**QUOTED TEXT:**
▬▬▬

From: Sushant Sinha <sushant354(at)gmail(dot)com>
To: Bruce Momjian <bruce(at)momjian(dot)us>
Cc: Heikki Linnakangas <heikki(dot)linnakangas(at)enterprisedb(dot)com>, Alvaro Herrera <alvherre(at)commandprompt(dot)com>, pgsql-hackers(at)postgresql(dot)org, Teodor Sigaev <teodor(at)sigaev(dot)ru>
Subject: Re: text search patch status update?
Date: 2009-01-08 02:42:05
Message-ID: 1231382525.8322.17.camel@dragflick
Views: Raw Message | Whole Thread | Download mbox | Resend email
Lists: pgsql-hackers

The default headline generation function is complicated. It checks a lot
of cases to determine the best headline to be displayed. So Heikki's
examples just say that headline generation function may not be very
intuitive. However, his examples were not affected by the bug.

Because of the bug, hlcover was not returning a cover when the query
item was the first lexeme in the text. And so the headline generation
function will return just MINWORDS rather than the actual headline as
per the logic.

After the patch you will see the difference in the example:

http://archives.postgresql.org/pgsql-hackers/2008-07/msg00785.php

-Sushant.

▬▬▬

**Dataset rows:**
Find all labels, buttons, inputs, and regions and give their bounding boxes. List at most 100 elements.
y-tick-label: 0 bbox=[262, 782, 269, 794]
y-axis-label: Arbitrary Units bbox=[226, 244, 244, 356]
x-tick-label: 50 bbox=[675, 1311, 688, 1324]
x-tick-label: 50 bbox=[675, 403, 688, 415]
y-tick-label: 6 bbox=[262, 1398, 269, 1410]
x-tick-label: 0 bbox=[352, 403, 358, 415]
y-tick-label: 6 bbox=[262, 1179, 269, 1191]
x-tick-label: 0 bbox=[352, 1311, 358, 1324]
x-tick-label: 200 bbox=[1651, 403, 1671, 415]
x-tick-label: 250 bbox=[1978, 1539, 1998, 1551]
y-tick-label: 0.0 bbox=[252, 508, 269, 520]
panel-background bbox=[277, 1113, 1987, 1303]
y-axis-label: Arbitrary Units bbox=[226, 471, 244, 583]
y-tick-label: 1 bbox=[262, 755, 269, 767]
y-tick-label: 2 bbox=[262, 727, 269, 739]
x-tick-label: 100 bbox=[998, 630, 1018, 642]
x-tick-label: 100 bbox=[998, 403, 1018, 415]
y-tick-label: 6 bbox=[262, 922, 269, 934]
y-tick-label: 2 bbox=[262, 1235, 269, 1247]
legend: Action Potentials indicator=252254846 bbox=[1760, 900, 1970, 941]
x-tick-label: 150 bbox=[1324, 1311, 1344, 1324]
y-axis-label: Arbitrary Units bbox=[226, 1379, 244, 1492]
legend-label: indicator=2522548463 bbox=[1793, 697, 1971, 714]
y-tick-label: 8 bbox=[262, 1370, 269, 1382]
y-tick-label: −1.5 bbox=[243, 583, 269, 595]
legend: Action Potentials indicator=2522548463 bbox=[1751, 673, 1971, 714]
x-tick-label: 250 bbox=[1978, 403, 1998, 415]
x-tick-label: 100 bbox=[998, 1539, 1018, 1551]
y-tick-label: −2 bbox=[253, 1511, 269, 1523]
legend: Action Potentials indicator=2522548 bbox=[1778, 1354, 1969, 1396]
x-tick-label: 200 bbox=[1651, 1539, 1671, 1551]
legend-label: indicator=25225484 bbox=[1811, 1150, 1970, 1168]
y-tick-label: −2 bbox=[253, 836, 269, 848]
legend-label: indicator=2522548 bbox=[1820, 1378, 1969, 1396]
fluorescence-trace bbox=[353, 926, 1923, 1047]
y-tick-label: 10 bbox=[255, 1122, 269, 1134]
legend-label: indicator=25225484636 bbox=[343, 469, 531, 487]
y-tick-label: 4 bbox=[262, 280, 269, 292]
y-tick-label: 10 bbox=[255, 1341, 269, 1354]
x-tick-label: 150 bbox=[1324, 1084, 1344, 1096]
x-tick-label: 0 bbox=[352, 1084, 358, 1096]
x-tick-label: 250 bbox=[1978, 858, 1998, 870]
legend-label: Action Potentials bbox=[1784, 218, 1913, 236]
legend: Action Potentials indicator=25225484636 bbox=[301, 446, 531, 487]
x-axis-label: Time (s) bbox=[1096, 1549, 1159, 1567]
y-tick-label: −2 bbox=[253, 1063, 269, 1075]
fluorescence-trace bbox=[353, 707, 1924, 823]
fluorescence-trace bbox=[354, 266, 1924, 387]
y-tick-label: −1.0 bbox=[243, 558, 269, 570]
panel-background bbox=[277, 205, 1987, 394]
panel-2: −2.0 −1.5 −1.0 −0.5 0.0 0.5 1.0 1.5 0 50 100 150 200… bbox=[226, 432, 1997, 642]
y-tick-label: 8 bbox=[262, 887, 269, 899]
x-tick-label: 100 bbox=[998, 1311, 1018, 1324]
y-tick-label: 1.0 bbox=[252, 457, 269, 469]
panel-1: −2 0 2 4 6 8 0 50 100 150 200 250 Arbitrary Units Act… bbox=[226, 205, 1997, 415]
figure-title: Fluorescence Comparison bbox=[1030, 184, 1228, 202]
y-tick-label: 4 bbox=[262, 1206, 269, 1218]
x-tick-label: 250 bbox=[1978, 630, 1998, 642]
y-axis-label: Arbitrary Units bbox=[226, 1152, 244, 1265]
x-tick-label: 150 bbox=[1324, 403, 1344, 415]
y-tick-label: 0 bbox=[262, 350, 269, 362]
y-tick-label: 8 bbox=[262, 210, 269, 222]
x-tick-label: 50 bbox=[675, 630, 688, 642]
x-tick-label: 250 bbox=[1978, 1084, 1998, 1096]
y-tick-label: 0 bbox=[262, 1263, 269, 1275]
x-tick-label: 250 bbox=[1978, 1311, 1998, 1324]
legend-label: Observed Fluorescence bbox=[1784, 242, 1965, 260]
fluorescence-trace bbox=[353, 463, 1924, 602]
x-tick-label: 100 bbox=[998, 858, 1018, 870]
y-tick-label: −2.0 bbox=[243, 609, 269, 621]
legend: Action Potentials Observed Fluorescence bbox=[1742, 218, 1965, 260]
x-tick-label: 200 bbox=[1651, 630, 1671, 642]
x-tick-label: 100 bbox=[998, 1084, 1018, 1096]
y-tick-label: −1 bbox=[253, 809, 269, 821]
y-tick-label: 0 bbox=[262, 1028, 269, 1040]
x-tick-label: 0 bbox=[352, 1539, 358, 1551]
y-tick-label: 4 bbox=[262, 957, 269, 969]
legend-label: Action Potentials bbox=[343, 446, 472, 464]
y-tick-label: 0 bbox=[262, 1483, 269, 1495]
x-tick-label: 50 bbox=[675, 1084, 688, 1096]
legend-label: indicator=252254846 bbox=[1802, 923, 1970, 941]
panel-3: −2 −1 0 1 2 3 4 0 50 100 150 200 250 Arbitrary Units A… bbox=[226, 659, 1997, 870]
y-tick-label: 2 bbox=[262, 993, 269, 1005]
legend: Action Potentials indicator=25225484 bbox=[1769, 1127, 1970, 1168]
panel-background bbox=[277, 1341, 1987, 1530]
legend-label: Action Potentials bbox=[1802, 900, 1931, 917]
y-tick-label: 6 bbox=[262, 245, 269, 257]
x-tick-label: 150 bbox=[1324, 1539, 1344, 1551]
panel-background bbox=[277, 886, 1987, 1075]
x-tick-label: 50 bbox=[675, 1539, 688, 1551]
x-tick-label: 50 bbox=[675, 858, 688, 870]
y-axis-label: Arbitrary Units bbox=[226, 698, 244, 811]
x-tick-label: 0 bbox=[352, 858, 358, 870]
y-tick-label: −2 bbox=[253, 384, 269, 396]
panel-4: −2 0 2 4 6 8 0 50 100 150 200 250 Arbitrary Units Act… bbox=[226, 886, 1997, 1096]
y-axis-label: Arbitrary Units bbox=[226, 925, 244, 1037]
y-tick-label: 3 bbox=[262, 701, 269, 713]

▬▬▬

**SHORT EXERCISE A:** Please retype the message on the text search patch from "Date: 2009-01-08 02:42:05" to "per the logic.".
**SHORT EXERCISE B:** Echo the dataset entries from their first line to the line with "x-tick-label: 50 bbox=[675, 1311, 688, 1324]", both included.

**FINISHED ANSWER A:**
Date: 2009-01-08 02:42:05
Message-ID: 1231382525.8322.17.camel@dragflick
Views: Raw Message | Whole Thread | Download mbox | Resend email
Lists: pgsql-hackers

The default headline generation function is complicated. It checks a lot
of cases to determine the best headline to be displayed. So Heikki's
examples just say that headline generation function may not be very
intuitive. However, his examples were not affected by the bug.

Because of the bug, hlcover was not returning a cover when the query
item was the first lexeme in the text. And so the headline generation
function will return just MINWORDS rather than the actual headline as
per the logic.

**FINISHED ANSWER B:**
Find all labels, buttons, inputs, and regions and give their bounding boxes. List at most 100 elements.
y-tick-label: 0 bbox=[262, 782, 269, 794]
y-axis-label: Arbitrary Units bbox=[226, 244, 244, 356]
x-tick-label: 50 bbox=[675, 1311, 688, 1324]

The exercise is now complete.